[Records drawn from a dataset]

————————

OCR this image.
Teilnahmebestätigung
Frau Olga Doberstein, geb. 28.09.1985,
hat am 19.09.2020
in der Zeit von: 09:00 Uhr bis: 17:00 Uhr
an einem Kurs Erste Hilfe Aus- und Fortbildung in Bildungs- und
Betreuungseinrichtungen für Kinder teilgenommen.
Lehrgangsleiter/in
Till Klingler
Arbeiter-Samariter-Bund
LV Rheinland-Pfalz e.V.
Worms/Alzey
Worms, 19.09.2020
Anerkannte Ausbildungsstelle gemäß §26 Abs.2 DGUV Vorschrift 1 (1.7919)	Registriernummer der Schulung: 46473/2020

————————

Task description: The records shown earlier should all be returned verbatim.

The answer:
OCR this image.
Teilnahmebestätigung
Frau Olga Doberstein, geb. 28.09.1985,
hat am 19.09.2020
in der Zeit von: 09:00 Uhr bis: 17:00 Uhr
an einem Kurs Erste Hilfe Aus- und Fortbildung in Bildungs- und
Betreuungseinrichtungen für Kinder teilgenommen.
Lehrgangsleiter/in
Till Klingler
Arbeiter-Samariter-Bund
LV Rheinland-Pfalz e.V.
Worms/Alzey
Worms, 19.09.2020
Anerkannte Ausbildungsstelle gemäß §26 Abs.2 DGUV Vorschrift 1 (1.7919)	Registriernummer der Schulung: 46473/2020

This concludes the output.